OBJECTIVE.
Reproduce the listing word for word, leaving every picture behind.

:::::

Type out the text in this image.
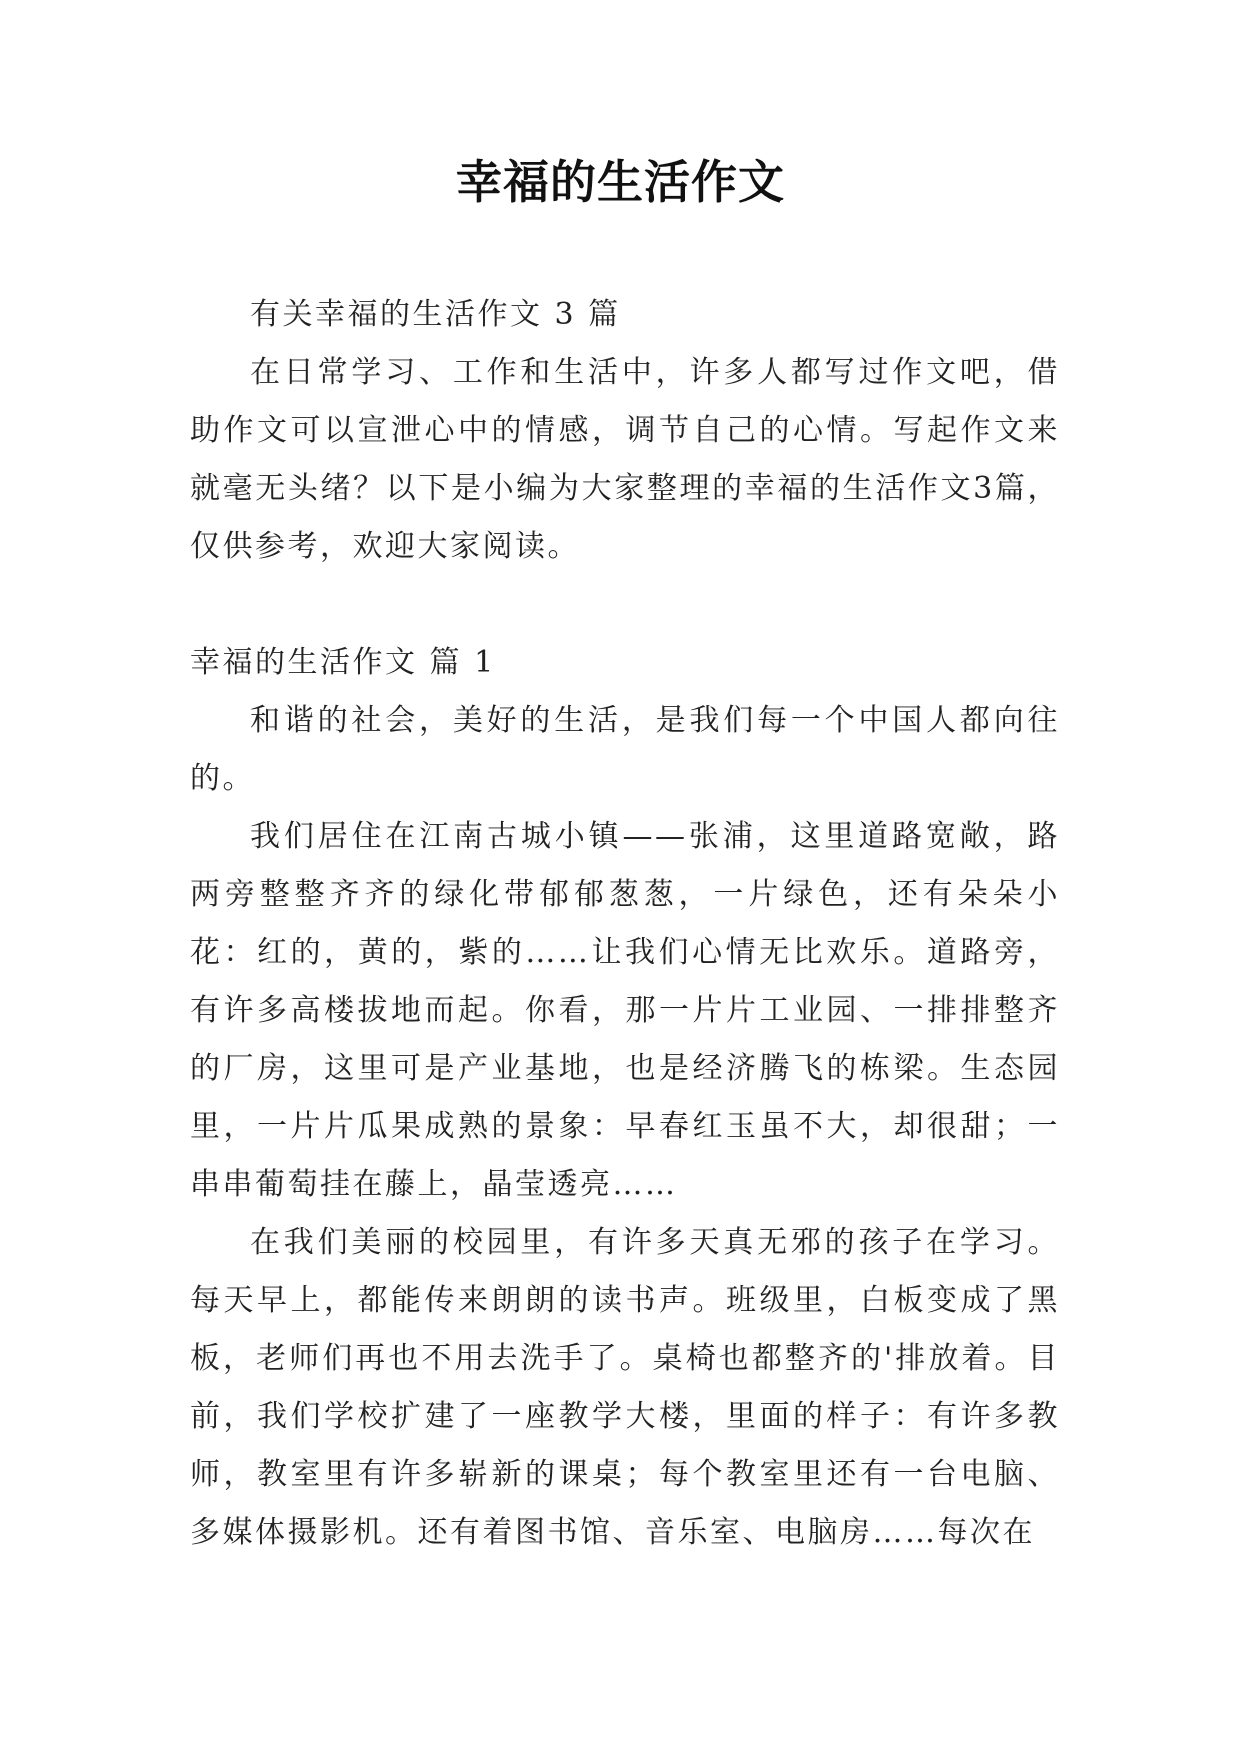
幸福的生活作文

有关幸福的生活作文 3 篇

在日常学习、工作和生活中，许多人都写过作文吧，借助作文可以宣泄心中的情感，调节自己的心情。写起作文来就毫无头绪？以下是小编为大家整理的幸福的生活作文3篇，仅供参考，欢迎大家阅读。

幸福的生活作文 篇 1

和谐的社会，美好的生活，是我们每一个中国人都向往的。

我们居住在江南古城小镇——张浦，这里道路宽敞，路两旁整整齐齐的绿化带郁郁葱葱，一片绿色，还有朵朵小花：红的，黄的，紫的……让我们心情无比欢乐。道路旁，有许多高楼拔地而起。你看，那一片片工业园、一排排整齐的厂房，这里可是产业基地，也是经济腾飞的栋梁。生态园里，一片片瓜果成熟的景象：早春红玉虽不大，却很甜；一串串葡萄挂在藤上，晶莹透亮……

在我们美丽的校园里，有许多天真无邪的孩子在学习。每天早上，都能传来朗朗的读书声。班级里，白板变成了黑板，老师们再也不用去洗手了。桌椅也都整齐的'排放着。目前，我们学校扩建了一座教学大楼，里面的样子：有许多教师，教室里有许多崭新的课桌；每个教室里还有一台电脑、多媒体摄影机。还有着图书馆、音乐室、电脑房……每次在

:::::

ANSWER BELOW.
Type out the text in this image.
幸福的生活作文

有关幸福的生活作文 3 篇

在日常学习、工作和生活中，许多人都写过作文吧，借助作文可以宣泄心中的情感，调节自己的心情。写起作文来就毫无头绪？以下是小编为大家整理的幸福的生活作文3篇，仅供参考，欢迎大家阅读。

幸福的生活作文 篇 1

和谐的社会，美好的生活，是我们每一个中国人都向往的。

我们居住在江南古城小镇——张浦，这里道路宽敞，路两旁整整齐齐的绿化带郁郁葱葱，一片绿色，还有朵朵小花：红的，黄的，紫的……让我们心情无比欢乐。道路旁，有许多高楼拔地而起。你看，那一片片工业园、一排排整齐的厂房，这里可是产业基地，也是经济腾飞的栋梁。生态园里，一片片瓜果成熟的景象：早春红玉虽不大，却很甜；一串串葡萄挂在藤上，晶莹透亮……

在我们美丽的校园里，有许多天真无邪的孩子在学习。每天早上，都能传来朗朗的读书声。班级里，白板变成了黑板，老师们再也不用去洗手了。桌椅也都整齐的'排放着。目前，我们学校扩建了一座教学大楼，里面的样子：有许多教师，教室里有许多崭新的课桌；每个教室里还有一台电脑、多媒体摄影机。还有着图书馆、音乐室、电脑房……每次在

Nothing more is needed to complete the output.